**DATA FOR THE TASK**.
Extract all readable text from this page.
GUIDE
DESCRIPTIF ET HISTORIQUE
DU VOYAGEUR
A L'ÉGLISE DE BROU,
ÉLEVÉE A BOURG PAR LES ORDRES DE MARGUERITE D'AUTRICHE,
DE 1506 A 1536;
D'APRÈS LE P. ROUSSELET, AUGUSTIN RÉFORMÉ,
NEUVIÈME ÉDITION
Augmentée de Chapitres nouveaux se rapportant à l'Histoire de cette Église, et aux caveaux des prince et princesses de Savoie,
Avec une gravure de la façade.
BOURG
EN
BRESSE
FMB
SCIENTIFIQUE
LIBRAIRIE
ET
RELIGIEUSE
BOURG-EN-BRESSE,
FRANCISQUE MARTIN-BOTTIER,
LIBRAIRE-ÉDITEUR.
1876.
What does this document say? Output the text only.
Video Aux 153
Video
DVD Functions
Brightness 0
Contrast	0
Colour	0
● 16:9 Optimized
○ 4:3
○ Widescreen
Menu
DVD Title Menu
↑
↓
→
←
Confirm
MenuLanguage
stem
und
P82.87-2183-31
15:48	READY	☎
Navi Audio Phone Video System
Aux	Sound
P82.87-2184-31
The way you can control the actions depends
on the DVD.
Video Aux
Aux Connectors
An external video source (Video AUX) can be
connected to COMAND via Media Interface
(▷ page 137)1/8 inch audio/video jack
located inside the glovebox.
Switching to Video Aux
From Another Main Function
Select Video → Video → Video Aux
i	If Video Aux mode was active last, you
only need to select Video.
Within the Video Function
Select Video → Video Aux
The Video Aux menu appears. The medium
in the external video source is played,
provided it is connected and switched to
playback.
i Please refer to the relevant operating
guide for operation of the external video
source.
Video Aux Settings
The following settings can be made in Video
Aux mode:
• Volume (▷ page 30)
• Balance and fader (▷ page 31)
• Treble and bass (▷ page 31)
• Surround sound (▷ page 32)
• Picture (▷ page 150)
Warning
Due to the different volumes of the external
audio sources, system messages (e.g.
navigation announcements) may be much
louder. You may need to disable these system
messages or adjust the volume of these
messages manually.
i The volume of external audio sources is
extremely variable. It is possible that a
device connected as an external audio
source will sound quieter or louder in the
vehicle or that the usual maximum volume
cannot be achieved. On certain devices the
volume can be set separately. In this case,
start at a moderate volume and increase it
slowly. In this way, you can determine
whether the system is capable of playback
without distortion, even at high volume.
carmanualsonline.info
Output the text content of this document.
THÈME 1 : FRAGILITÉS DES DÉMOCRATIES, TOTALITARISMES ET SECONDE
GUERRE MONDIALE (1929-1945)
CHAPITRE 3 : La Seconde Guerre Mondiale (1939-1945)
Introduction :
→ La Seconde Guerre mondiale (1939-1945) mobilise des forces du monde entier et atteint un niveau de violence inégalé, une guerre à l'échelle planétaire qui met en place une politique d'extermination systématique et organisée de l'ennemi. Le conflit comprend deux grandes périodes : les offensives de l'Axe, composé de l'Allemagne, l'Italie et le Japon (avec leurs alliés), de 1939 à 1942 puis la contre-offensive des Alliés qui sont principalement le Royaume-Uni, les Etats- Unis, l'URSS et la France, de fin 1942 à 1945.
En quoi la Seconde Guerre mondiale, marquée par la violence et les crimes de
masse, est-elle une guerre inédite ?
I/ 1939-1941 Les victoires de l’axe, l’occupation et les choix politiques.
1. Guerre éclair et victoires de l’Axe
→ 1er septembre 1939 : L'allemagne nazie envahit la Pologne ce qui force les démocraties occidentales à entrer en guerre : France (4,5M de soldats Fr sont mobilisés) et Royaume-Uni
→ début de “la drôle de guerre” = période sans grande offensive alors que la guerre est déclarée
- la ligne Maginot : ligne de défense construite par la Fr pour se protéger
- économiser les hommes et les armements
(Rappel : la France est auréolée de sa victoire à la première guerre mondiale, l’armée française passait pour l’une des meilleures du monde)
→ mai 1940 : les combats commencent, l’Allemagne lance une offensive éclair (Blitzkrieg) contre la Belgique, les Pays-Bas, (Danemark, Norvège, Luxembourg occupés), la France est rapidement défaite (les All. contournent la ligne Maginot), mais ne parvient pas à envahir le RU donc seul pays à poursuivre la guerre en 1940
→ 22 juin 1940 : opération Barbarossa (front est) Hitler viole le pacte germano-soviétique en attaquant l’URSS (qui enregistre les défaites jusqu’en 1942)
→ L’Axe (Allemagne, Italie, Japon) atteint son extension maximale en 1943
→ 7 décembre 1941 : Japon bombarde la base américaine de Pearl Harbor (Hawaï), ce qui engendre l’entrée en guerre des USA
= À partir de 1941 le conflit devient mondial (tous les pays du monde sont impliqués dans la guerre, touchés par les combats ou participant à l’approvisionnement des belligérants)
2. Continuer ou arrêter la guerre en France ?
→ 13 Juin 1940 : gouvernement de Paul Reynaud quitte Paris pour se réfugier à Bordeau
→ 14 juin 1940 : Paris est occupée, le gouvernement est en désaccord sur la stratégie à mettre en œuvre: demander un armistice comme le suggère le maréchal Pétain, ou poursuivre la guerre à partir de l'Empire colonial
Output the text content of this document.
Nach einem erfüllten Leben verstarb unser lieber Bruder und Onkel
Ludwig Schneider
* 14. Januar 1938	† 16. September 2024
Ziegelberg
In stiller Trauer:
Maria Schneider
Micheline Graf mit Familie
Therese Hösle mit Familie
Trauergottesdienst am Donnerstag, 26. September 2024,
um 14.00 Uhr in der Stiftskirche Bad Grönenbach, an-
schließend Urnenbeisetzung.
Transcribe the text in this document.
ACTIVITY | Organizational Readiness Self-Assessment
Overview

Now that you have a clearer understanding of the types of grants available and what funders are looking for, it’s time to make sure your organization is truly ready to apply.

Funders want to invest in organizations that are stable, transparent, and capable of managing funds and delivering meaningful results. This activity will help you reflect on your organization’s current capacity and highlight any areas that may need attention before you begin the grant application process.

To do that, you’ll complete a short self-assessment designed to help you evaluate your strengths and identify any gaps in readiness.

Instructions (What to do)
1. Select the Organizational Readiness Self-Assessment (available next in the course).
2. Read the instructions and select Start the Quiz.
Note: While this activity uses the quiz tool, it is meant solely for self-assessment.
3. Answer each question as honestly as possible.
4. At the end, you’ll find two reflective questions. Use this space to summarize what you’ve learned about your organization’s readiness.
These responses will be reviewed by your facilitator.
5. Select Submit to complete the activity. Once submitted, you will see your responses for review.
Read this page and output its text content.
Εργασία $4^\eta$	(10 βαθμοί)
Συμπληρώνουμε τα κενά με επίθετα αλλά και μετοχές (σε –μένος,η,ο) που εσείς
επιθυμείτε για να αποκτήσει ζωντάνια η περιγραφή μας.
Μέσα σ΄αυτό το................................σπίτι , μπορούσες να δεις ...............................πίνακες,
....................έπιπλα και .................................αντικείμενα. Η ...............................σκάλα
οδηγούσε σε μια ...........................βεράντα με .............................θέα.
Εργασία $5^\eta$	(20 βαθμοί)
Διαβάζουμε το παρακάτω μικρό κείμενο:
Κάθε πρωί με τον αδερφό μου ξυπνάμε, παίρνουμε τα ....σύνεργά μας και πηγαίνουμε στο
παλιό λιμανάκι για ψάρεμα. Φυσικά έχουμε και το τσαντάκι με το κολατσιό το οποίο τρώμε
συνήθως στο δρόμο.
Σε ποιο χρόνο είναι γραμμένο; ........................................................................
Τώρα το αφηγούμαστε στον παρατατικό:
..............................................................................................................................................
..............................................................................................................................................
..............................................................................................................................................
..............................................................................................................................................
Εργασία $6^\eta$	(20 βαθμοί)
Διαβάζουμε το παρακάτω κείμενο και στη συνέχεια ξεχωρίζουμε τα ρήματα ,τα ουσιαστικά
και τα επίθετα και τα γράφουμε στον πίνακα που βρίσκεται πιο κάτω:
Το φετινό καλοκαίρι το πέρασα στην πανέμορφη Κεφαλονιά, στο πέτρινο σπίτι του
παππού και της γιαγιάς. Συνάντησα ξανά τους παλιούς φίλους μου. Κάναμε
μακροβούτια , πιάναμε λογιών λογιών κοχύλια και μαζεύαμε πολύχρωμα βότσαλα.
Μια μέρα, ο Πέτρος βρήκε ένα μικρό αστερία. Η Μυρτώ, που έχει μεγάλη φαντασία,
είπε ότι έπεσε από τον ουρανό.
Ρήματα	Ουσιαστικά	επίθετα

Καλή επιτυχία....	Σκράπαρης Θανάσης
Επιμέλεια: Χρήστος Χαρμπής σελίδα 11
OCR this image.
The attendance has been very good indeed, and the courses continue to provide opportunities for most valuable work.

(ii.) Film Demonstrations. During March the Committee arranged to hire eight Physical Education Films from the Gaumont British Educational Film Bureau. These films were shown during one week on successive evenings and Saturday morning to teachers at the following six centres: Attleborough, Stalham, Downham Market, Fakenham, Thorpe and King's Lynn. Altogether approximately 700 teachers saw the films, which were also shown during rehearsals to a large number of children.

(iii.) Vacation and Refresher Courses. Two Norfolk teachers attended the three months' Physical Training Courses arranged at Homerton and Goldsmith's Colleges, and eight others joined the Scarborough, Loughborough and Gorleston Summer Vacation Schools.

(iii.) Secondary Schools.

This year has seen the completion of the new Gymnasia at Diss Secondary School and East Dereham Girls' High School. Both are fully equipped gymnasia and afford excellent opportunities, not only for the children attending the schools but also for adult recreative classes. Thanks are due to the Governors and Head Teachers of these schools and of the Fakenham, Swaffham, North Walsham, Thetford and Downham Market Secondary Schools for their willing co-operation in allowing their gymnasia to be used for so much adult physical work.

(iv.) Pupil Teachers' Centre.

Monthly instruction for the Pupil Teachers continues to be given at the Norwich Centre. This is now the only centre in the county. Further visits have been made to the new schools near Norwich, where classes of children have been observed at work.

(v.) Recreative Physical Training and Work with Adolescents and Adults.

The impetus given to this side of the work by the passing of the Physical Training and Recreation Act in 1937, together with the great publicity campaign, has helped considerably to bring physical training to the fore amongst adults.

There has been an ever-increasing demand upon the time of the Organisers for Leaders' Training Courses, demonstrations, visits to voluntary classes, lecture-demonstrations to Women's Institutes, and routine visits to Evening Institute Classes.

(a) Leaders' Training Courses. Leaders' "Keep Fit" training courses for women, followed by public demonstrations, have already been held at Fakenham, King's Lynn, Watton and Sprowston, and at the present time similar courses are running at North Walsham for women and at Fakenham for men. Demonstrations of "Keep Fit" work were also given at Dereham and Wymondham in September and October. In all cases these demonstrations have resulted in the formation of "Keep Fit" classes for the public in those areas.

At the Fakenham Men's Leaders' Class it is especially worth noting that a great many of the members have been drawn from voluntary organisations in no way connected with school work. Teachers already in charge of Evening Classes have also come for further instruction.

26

**GIVEN PROBLEM**.
From the entries above, copy out every line where the string "responses" appears.

**ANSWER TO THIS TASK**.
These responses will be reviewed by your facilitator.
5. Select Submit to complete the activity. Once submitted, you will see your responses for review.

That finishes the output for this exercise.